→ **Exercise requirements**
Starting at the line with "Transcribe the text in this document.", transcribe each line through the final one, both included, and add nothing.

(Stored entries)
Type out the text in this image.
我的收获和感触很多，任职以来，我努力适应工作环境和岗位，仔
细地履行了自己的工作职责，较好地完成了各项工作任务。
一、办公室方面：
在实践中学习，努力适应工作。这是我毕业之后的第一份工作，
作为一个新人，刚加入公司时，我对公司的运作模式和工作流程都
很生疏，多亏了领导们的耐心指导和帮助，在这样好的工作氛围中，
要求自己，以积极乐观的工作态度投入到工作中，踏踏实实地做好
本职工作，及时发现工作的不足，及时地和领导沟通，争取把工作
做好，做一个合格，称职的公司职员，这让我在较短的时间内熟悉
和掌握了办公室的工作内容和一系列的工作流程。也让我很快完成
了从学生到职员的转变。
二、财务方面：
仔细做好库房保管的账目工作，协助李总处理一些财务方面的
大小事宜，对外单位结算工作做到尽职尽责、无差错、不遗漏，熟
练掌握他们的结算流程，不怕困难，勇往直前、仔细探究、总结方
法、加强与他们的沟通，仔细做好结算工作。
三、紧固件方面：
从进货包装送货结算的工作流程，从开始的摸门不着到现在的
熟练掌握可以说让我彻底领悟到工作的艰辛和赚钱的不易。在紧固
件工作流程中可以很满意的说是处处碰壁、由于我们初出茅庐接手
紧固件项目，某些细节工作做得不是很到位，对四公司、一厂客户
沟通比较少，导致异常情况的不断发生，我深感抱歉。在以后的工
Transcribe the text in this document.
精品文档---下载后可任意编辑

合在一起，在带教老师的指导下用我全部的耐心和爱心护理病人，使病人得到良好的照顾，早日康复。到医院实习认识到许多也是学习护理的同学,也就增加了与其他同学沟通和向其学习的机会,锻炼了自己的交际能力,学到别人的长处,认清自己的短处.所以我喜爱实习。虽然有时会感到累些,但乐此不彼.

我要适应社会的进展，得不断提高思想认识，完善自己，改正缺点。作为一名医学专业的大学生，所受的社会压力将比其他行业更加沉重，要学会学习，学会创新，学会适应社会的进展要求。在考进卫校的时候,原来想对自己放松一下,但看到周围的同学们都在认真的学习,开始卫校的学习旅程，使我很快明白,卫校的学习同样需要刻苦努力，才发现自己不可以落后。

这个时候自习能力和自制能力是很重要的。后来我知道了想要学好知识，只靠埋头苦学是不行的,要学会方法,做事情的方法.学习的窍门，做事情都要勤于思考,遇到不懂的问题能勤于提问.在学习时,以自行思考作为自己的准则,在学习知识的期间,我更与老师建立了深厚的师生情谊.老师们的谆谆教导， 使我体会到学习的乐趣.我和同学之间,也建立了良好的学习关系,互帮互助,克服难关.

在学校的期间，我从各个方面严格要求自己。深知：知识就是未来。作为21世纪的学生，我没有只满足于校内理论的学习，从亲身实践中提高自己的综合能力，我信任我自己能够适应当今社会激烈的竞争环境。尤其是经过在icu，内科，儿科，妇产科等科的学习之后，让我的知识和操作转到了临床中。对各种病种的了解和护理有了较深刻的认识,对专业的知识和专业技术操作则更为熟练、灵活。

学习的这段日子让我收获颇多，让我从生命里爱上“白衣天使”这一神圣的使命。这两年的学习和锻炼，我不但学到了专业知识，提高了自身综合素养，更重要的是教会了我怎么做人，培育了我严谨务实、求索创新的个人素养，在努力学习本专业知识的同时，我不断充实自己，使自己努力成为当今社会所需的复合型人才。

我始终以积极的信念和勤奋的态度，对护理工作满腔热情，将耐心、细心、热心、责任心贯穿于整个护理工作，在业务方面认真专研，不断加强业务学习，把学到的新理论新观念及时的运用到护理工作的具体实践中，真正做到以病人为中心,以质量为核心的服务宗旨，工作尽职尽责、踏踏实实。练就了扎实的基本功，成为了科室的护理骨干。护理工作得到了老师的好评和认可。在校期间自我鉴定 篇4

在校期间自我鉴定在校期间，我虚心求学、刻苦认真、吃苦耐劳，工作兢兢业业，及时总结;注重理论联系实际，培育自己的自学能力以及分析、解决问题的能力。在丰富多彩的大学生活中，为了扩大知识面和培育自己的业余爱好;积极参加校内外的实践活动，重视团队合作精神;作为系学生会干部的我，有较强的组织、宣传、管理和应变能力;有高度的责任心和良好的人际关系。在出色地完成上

→ **Task output**
Transcribe the text in this document.
精品文档---下载后可任意编辑

合在一起，在带教老师的指导下用我全部的耐心和爱心护理病人，使病人得到良好的照顾，早日康复。到医院实习认识到许多也是学习护理的同学,也就增加了与其他同学沟通和向其学习的机会,锻炼了自己的交际能力,学到别人的长处,认清自己的短处.所以我喜爱实习。虽然有时会感到累些,但乐此不彼.

我要适应社会的进展，得不断提高思想认识，完善自己，改正缺点。作为一名医学专业的大学生，所受的社会压力将比其他行业更加沉重，要学会学习，学会创新，学会适应社会的进展要求。在考进卫校的时候,原来想对自己放松一下,但看到周围的同学们都在认真的学习,开始卫校的学习旅程，使我很快明白,卫校的学习同样需要刻苦努力，才发现自己不可以落后。

这个时候自习能力和自制能力是很重要的。后来我知道了想要学好知识，只靠埋头苦学是不行的,要学会方法,做事情的方法.学习的窍门，做事情都要勤于思考,遇到不懂的问题能勤于提问.在学习时,以自行思考作为自己的准则,在学习知识的期间,我更与老师建立了深厚的师生情谊.老师们的谆谆教导， 使我体会到学习的乐趣.我和同学之间,也建立了良好的学习关系,互帮互助,克服难关.

在学校的期间，我从各个方面严格要求自己。深知：知识就是未来。作为21世纪的学生，我没有只满足于校内理论的学习，从亲身实践中提高自己的综合能力，我信任我自己能够适应当今社会激烈的竞争环境。尤其是经过在icu，内科，儿科，妇产科等科的学习之后，让我的知识和操作转到了临床中。对各种病种的了解和护理有了较深刻的认识,对专业的知识和专业技术操作则更为熟练、灵活。

学习的这段日子让我收获颇多，让我从生命里爱上“白衣天使”这一神圣的使命。这两年的学习和锻炼，我不但学到了专业知识，提高了自身综合素养，更重要的是教会了我怎么做人，培育了我严谨务实、求索创新的个人素养，在努力学习本专业知识的同时，我不断充实自己，使自己努力成为当今社会所需的复合型人才。

我始终以积极的信念和勤奋的态度，对护理工作满腔热情，将耐心、细心、热心、责任心贯穿于整个护理工作，在业务方面认真专研，不断加强业务学习，把学到的新理论新观念及时的运用到护理工作的具体实践中，真正做到以病人为中心,以质量为核心的服务宗旨，工作尽职尽责、踏踏实实。练就了扎实的基本功，成为了科室的护理骨干。护理工作得到了老师的好评和认可。在校期间自我鉴定 篇4

在校期间自我鉴定在校期间，我虚心求学、刻苦认真、吃苦耐劳，工作兢兢业业，及时总结;注重理论联系实际，培育自己的自学能力以及分析、解决问题的能力。在丰富多彩的大学生活中，为了扩大知识面和培育自己的业余爱好;积极参加校内外的实践活动，重视团队合作精神;作为系学生会干部的我，有较强的组织、宣传、管理和应变能力;有高度的责任心和良好的人际关系。在出色地完成上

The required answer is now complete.